• [Request]: What is the number of lines that include the word "from"? Provide only that figure.

• [Extracted data]:

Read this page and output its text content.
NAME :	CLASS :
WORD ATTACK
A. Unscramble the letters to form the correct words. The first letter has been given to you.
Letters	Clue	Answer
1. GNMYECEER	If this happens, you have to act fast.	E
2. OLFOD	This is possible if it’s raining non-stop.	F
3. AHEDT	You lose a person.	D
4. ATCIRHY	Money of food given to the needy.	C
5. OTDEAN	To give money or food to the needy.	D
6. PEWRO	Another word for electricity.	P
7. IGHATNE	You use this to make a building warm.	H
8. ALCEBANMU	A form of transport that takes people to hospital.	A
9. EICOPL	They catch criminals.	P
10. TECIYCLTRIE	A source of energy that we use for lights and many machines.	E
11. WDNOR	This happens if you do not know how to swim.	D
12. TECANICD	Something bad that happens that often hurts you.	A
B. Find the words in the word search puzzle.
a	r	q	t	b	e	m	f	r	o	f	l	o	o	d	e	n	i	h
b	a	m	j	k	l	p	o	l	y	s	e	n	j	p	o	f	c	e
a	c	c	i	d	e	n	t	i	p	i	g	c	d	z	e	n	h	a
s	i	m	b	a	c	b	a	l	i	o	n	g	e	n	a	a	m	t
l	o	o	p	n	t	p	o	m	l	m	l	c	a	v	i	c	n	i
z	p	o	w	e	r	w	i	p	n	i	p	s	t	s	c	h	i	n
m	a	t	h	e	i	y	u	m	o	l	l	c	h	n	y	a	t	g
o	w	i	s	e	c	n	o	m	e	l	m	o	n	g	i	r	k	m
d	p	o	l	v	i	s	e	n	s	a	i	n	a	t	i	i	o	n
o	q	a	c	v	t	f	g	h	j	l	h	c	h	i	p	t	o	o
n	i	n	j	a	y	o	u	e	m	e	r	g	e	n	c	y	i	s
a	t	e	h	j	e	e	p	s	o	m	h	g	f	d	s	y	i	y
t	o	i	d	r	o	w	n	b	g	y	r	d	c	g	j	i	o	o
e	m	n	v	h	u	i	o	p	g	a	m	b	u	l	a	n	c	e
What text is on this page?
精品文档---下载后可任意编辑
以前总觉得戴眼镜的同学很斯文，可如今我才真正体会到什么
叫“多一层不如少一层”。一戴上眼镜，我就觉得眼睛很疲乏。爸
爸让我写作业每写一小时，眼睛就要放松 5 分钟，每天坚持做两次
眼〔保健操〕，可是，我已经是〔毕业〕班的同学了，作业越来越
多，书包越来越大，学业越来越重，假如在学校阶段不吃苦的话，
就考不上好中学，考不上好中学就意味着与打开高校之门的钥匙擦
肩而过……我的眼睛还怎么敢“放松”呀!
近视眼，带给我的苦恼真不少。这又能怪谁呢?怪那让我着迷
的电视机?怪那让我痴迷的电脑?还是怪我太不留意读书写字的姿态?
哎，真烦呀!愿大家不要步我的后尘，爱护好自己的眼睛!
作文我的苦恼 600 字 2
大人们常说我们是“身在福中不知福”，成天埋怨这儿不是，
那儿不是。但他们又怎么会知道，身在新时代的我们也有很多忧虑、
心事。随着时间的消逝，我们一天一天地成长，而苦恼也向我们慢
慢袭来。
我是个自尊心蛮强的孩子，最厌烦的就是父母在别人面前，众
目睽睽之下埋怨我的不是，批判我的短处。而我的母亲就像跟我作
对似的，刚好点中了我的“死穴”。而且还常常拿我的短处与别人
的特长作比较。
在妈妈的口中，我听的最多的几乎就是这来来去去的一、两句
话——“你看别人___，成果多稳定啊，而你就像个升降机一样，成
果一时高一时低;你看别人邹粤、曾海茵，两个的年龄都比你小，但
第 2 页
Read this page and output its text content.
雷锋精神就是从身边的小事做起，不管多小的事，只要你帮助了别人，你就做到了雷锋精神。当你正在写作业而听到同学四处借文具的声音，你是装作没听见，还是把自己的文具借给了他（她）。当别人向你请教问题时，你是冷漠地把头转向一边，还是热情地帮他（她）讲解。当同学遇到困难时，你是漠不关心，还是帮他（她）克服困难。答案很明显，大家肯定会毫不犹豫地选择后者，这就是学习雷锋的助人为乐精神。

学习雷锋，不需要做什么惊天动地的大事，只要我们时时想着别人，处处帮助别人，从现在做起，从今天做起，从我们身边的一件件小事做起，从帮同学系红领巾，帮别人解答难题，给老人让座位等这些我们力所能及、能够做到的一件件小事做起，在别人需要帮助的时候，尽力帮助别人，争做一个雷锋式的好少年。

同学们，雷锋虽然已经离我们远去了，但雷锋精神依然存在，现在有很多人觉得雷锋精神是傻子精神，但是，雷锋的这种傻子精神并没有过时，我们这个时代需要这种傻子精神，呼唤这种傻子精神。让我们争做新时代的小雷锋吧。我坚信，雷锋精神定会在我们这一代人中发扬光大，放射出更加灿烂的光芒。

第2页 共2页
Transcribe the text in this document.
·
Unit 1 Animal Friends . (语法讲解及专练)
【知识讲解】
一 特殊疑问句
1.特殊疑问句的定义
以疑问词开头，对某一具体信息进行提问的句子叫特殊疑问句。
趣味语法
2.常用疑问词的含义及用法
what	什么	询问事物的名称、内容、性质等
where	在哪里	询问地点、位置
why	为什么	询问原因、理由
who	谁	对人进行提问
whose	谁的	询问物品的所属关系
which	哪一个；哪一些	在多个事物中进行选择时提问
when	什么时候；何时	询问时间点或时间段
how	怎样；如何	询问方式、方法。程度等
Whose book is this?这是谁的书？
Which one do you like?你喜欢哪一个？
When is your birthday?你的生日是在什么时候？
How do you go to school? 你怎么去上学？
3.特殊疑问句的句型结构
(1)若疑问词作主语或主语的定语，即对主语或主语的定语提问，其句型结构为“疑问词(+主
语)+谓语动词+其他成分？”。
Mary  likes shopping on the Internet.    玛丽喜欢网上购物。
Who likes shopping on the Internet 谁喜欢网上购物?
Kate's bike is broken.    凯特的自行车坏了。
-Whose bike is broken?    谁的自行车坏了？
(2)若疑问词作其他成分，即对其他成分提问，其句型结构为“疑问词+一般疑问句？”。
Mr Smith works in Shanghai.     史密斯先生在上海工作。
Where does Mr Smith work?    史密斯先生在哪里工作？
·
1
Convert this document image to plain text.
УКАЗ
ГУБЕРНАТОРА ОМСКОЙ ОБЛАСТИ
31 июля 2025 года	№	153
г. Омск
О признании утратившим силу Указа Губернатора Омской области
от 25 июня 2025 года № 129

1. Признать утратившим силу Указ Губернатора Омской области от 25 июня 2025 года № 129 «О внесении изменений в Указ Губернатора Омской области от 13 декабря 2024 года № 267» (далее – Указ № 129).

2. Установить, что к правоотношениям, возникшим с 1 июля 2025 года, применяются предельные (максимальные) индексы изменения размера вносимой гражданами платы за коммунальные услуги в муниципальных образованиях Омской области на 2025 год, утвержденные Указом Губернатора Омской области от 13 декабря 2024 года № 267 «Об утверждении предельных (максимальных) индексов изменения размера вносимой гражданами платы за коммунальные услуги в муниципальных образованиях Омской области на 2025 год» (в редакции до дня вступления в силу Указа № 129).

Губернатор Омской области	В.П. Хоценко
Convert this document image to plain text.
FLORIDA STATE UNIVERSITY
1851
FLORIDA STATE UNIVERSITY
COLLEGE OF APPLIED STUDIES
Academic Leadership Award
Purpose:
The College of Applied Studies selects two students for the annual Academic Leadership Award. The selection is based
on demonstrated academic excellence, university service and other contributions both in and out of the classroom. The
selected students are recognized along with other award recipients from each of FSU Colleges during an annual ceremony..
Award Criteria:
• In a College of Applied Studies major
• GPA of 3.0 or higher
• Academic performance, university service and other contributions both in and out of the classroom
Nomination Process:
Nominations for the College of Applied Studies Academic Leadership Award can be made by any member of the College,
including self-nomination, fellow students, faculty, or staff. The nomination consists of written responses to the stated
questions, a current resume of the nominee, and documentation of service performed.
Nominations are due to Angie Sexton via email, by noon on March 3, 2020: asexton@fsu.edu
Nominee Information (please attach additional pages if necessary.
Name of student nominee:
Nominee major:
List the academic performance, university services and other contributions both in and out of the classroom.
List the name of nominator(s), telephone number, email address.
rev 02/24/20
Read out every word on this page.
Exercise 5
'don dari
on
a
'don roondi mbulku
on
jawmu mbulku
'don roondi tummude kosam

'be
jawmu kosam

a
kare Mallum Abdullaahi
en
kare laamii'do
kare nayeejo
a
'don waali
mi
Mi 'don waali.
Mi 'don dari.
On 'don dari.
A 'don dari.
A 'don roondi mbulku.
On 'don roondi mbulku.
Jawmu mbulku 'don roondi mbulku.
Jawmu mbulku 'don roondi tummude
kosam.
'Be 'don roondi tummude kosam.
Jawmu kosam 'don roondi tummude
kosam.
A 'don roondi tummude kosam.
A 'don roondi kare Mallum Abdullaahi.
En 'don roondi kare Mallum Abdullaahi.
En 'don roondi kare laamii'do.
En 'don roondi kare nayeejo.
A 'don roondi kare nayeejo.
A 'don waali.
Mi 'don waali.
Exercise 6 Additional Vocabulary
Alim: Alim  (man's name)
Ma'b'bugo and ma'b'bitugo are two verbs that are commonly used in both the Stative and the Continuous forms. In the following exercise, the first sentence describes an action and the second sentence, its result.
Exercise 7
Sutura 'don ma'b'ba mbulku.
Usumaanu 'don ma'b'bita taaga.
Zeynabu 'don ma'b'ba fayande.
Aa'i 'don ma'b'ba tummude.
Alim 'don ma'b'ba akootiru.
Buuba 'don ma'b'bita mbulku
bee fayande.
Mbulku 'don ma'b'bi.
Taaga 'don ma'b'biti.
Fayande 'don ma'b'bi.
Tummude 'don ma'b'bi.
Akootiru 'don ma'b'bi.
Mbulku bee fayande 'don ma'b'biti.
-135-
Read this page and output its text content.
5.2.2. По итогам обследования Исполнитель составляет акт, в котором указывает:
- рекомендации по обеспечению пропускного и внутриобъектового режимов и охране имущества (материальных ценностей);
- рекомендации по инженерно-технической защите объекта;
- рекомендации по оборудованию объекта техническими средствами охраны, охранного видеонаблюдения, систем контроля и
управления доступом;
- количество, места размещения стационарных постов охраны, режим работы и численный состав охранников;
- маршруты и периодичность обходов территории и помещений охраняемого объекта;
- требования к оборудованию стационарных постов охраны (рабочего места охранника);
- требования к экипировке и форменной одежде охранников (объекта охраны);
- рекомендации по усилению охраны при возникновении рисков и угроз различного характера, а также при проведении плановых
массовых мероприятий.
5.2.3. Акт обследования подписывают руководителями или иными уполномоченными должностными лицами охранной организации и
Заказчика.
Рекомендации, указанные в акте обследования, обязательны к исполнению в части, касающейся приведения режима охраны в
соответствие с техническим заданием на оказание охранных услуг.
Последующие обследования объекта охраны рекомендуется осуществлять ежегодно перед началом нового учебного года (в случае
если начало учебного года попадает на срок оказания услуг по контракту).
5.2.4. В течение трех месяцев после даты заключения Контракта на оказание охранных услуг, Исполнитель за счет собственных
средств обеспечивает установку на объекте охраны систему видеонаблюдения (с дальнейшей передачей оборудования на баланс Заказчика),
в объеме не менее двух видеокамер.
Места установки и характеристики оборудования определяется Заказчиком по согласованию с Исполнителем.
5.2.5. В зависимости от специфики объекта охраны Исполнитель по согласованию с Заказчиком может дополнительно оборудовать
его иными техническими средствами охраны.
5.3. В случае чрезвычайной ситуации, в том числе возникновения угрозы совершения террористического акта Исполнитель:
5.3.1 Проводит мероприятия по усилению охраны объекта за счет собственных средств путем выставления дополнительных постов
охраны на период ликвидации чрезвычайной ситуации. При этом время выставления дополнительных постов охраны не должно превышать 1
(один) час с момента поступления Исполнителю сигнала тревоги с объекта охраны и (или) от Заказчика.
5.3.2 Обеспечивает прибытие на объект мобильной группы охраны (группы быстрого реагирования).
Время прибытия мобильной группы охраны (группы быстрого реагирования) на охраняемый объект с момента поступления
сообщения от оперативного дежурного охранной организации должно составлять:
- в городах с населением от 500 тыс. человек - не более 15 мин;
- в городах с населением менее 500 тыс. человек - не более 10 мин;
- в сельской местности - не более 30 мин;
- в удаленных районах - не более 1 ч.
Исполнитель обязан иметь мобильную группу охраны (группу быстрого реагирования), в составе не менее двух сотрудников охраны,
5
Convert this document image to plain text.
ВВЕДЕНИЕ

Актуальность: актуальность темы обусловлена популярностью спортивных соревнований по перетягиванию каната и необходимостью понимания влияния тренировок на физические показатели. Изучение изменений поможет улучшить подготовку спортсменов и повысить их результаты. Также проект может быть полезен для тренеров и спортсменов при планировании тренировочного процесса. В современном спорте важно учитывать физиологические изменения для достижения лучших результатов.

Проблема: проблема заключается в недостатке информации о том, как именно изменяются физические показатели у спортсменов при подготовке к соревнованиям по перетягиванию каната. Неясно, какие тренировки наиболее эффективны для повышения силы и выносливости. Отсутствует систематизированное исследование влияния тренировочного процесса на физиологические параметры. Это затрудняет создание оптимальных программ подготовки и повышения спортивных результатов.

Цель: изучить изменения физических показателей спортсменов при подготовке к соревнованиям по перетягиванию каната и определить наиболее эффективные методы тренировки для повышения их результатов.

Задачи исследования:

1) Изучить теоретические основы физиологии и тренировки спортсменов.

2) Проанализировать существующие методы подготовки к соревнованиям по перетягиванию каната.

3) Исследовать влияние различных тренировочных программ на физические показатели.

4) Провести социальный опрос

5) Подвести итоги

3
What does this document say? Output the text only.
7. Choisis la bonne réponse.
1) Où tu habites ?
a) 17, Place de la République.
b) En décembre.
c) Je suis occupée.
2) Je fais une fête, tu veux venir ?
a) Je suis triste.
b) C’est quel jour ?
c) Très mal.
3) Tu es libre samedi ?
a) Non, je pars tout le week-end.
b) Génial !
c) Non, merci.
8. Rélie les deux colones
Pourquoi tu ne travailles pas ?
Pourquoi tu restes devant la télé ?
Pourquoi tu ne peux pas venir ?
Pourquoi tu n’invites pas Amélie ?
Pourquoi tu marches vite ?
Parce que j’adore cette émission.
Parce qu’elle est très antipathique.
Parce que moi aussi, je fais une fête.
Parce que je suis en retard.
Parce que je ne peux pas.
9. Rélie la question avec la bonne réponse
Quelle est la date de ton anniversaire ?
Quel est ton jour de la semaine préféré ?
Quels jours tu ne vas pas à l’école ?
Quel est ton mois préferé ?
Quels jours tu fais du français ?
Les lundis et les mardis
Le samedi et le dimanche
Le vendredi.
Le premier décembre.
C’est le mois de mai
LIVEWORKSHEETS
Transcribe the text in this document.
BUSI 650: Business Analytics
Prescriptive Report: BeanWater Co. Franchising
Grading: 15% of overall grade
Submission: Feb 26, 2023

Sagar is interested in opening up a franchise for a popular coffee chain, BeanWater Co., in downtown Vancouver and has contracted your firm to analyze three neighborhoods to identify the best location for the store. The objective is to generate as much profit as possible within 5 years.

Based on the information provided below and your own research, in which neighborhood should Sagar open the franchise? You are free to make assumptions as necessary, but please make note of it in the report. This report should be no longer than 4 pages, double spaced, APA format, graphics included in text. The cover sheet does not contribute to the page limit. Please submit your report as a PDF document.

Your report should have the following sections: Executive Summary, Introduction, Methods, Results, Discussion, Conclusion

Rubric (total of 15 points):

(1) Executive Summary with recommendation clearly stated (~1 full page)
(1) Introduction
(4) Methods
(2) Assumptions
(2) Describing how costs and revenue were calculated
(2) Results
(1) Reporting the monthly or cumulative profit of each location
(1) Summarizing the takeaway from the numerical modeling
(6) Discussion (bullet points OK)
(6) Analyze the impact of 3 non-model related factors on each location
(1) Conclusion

• [Completed exercise]: 2